=== Section Start ===
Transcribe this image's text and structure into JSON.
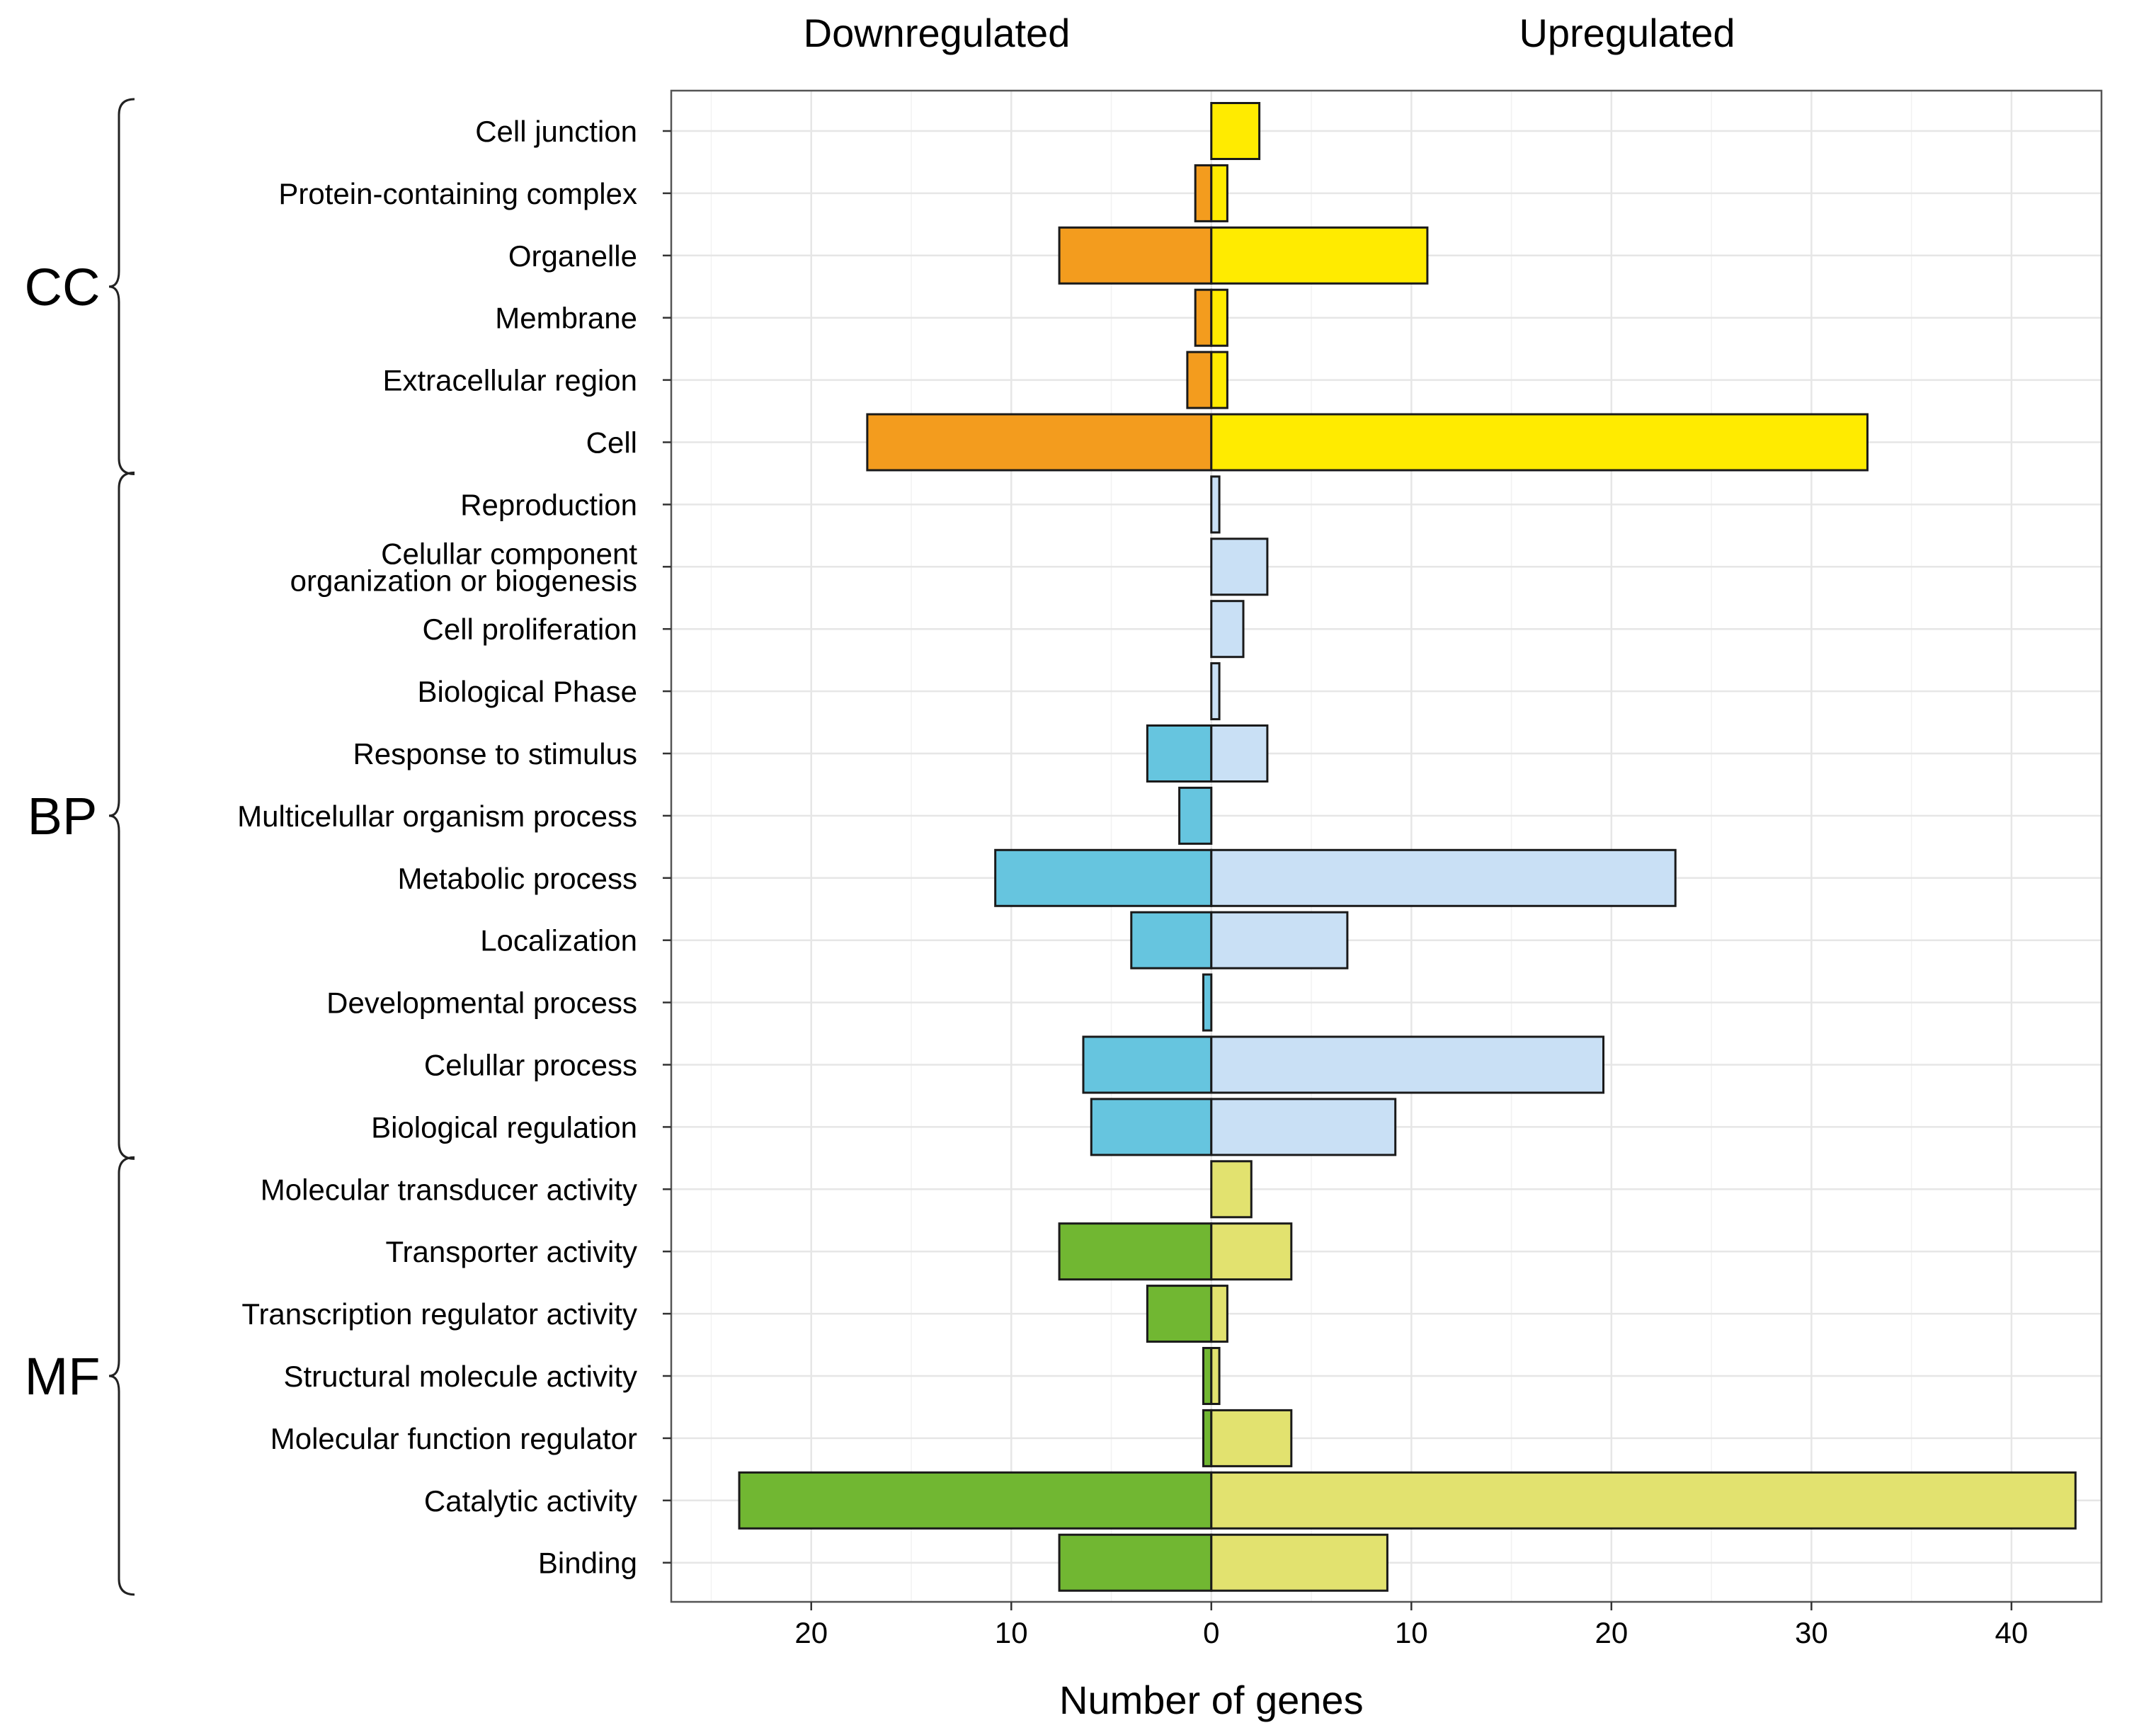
{
  "chart_data": {
    "type": "bar",
    "orientation": "horizontal-diverging",
    "xlabel": "Number of genes",
    "headers": {
      "left": "Downregulated",
      "right": "Upregulated"
    },
    "xlim": [
      -27,
      44.5
    ],
    "ticks": [
      {
        "value": -20,
        "label": "20"
      },
      {
        "value": -10,
        "label": "10"
      },
      {
        "value": 0,
        "label": "0"
      },
      {
        "value": 10,
        "label": "10"
      },
      {
        "value": 20,
        "label": "20"
      },
      {
        "value": 30,
        "label": "30"
      },
      {
        "value": 40,
        "label": "40"
      }
    ],
    "grid": true,
    "categories": [
      "Cell junction",
      "Protein-containing complex",
      "Organelle",
      "Membrane",
      "Extracellular region",
      "Cell",
      "Reproduction",
      "Celullar component\norganization or biogenesis",
      "Cell proliferation",
      "Biological Phase",
      "Response to stimulus",
      "Multicelullar organism process",
      "Metabolic process",
      "Localization",
      "Developmental process",
      "Celullar process",
      "Biological regulation",
      "Molecular transducer activity",
      "Transporter activity",
      "Transcription regulator activity",
      "Structural molecule activity",
      "Molecular function regulator",
      "Catalytic activity",
      "Binding"
    ],
    "series": [
      {
        "name": "Downregulated",
        "values": [
          0,
          0.8,
          7.6,
          0.8,
          1.2,
          17.2,
          0,
          0,
          0,
          0,
          3.2,
          1.6,
          10.8,
          4,
          0.4,
          6.4,
          6,
          0,
          7.6,
          3.2,
          0.4,
          0.4,
          23.6,
          7.6
        ]
      },
      {
        "name": "Upregulated",
        "values": [
          2.4,
          0.8,
          10.8,
          0.8,
          0.8,
          32.8,
          0.4,
          2.8,
          1.6,
          0.4,
          2.8,
          0,
          23.2,
          6.8,
          0,
          19.6,
          9.2,
          2,
          4,
          0.8,
          0.4,
          4,
          43.2,
          8.8
        ]
      }
    ],
    "groups": [
      {
        "name": "CC",
        "start": 0,
        "end": 5,
        "down_color": "#F39C1E",
        "up_color": "#FFEB00"
      },
      {
        "name": "BP",
        "start": 6,
        "end": 16,
        "down_color": "#66C5DF",
        "up_color": "#C9E0F5"
      },
      {
        "name": "MF",
        "start": 17,
        "end": 23,
        "down_color": "#71B732",
        "up_color": "#E2E26F"
      }
    ]
  }
}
=== Section End ===
» **GOAL OF THE EXERCISE**: Exact copies of the entries above are needed, with every picture removed.

» **TASK RESPONSE**:
Transcribe this image's text and structure into JSON.
{
  "chart_data": {
    "type": "bar",
    "orientation": "horizontal-diverging",
    "xlabel": "Number of genes",
    "headers": {
      "left": "Downregulated",
      "right": "Upregulated"
    },
    "xlim": [
      -27,
      44.5
    ],
    "ticks": [
      {
        "value": -20,
        "label": "20"
      },
      {
        "value": -10,
        "label": "10"
      },
      {
        "value": 0,
        "label": "0"
      },
      {
        "value": 10,
        "label": "10"
      },
      {
        "value": 20,
        "label": "20"
      },
      {
        "value": 30,
        "label": "30"
      },
      {
        "value": 40,
        "label": "40"
      }
    ],
    "grid": true,
    "categories": [
      "Cell junction",
      "Protein-containing complex",
      "Organelle",
      "Membrane",
      "Extracellular region",
      "Cell",
      "Reproduction",
      "Celullar component\norganization or biogenesis",
      "Cell proliferation",
      "Biological Phase",
      "Response to stimulus",
      "Multicelullar organism process",
      "Metabolic process",
      "Localization",
      "Developmental process",
      "Celullar process",
      "Biological regulation",
      "Molecular transducer activity",
      "Transporter activity",
      "Transcription regulator activity",
      "Structural molecule activity",
      "Molecular function regulator",
      "Catalytic activity",
      "Binding"
    ],
    "series": [
      {
        "name": "Downregulated",
        "values": [
          0,
          0.8,
          7.6,
          0.8,
          1.2,
          17.2,
          0,
          0,
          0,
          0,
          3.2,
          1.6,
          10.8,
          4,
          0.4,
          6.4,
          6,
          0,
          7.6,
          3.2,
          0.4,
          0.4,
          23.6,
          7.6
        ]
      },
      {
        "name": "Upregulated",
        "values": [
          2.4,
          0.8,
          10.8,
          0.8,
          0.8,
          32.8,
          0.4,
          2.8,
          1.6,
          0.4,
          2.8,
          0,
          23.2,
          6.8,
          0,
          19.6,
          9.2,
          2,
          4,
          0.8,
          0.4,
          4,
          43.2,
          8.8
        ]
      }
    ],
    "groups": [
      {
        "name": "CC",
        "start": 0,
        "end": 5,
        "down_color": "#F39C1E",
        "up_color": "#FFEB00"
      },
      {
        "name": "BP",
        "start": 6,
        "end": 16,
        "down_color": "#66C5DF",
        "up_color": "#C9E0F5"
      },
      {
        "name": "MF",
        "start": 17,
        "end": 23,
        "down_color": "#71B732",
        "up_color": "#E2E26F"
      }
    ]
  }
}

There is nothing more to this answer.